# Information given
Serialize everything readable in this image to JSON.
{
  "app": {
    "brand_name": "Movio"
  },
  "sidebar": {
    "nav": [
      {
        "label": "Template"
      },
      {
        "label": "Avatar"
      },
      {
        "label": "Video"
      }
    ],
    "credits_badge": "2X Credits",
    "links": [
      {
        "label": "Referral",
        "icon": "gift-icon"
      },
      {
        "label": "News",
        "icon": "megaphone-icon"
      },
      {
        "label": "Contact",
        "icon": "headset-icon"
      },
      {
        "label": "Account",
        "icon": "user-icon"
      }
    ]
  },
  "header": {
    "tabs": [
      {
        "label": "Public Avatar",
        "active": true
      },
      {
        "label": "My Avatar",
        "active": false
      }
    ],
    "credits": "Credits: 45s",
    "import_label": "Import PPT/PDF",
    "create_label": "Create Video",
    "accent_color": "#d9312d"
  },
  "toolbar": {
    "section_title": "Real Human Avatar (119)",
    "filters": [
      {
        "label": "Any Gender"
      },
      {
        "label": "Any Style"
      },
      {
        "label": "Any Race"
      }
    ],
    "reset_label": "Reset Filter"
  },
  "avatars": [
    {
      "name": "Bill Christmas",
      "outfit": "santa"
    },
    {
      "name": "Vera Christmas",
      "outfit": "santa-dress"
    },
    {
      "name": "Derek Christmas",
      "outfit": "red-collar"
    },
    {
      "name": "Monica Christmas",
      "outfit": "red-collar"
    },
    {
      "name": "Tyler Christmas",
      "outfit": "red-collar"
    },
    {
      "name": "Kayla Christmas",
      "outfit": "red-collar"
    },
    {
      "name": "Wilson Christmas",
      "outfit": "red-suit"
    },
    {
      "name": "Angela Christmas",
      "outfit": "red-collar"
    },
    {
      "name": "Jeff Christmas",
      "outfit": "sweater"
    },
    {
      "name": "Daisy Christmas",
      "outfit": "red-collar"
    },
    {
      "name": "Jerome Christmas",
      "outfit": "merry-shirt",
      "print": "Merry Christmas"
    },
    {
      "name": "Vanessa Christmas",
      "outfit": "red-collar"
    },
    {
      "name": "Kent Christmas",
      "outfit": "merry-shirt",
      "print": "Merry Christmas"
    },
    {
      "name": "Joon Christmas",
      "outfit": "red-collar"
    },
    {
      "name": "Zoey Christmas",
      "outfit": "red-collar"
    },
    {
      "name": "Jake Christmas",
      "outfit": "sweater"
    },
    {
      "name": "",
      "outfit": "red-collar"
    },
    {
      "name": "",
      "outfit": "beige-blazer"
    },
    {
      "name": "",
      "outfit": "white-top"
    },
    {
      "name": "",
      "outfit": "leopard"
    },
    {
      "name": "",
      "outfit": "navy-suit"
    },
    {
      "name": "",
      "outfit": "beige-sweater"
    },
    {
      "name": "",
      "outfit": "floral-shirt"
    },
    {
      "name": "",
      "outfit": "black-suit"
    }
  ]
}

# Stated exercise
The data above must be returned in full, exactly as written.

# Result for this task
Serialize everything readable in this image to JSON.
{
  "app": {
    "brand_name": "Movio"
  },
  "sidebar": {
    "nav": [
      {
        "label": "Template"
      },
      {
        "label": "Avatar"
      },
      {
        "label": "Video"
      }
    ],
    "credits_badge": "2X Credits",
    "links": [
      {
        "label": "Referral",
        "icon": "gift-icon"
      },
      {
        "label": "News",
        "icon": "megaphone-icon"
      },
      {
        "label": "Contact",
        "icon": "headset-icon"
      },
      {
        "label": "Account",
        "icon": "user-icon"
      }
    ]
  },
  "header": {
    "tabs": [
      {
        "label": "Public Avatar",
        "active": true
      },
      {
        "label": "My Avatar",
        "active": false
      }
    ],
    "credits": "Credits: 45s",
    "import_label": "Import PPT/PDF",
    "create_label": "Create Video",
    "accent_color": "#d9312d"
  },
  "toolbar": {
    "section_title": "Real Human Avatar (119)",
    "filters": [
      {
        "label": "Any Gender"
      },
      {
        "label": "Any Style"
      },
      {
        "label": "Any Race"
      }
    ],
    "reset_label": "Reset Filter"
  },
  "avatars": [
    {
      "name": "Bill Christmas",
      "outfit": "santa"
    },
    {
      "name": "Vera Christmas",
      "outfit": "santa-dress"
    },
    {
      "name": "Derek Christmas",
      "outfit": "red-collar"
    },
    {
      "name": "Monica Christmas",
      "outfit": "red-collar"
    },
    {
      "name": "Tyler Christmas",
      "outfit": "red-collar"
    },
    {
      "name": "Kayla Christmas",
      "outfit": "red-collar"
    },
    {
      "name": "Wilson Christmas",
      "outfit": "red-suit"
    },
    {
      "name": "Angela Christmas",
      "outfit": "red-collar"
    },
    {
      "name": "Jeff Christmas",
      "outfit": "sweater"
    },
    {
      "name": "Daisy Christmas",
      "outfit": "red-collar"
    },
    {
      "name": "Jerome Christmas",
      "outfit": "merry-shirt",
      "print": "Merry Christmas"
    },
    {
      "name": "Vanessa Christmas",
      "outfit": "red-collar"
    },
    {
      "name": "Kent Christmas",
      "outfit": "merry-shirt",
      "print": "Merry Christmas"
    },
    {
      "name": "Joon Christmas",
      "outfit": "red-collar"
    },
    {
      "name": "Zoey Christmas",
      "outfit": "red-collar"
    },
    {
      "name": "Jake Christmas",
      "outfit": "sweater"
    },
    {
      "name": "",
      "outfit": "red-collar"
    },
    {
      "name": "",
      "outfit": "beige-blazer"
    },
    {
      "name": "",
      "outfit": "white-top"
    },
    {
      "name": "",
      "outfit": "leopard"
    },
    {
      "name": "",
      "outfit": "navy-suit"
    },
    {
      "name": "",
      "outfit": "beige-sweater"
    },
    {
      "name": "",
      "outfit": "floral-shirt"
    },
    {
      "name": "",
      "outfit": "black-suit"
    }
  ]
}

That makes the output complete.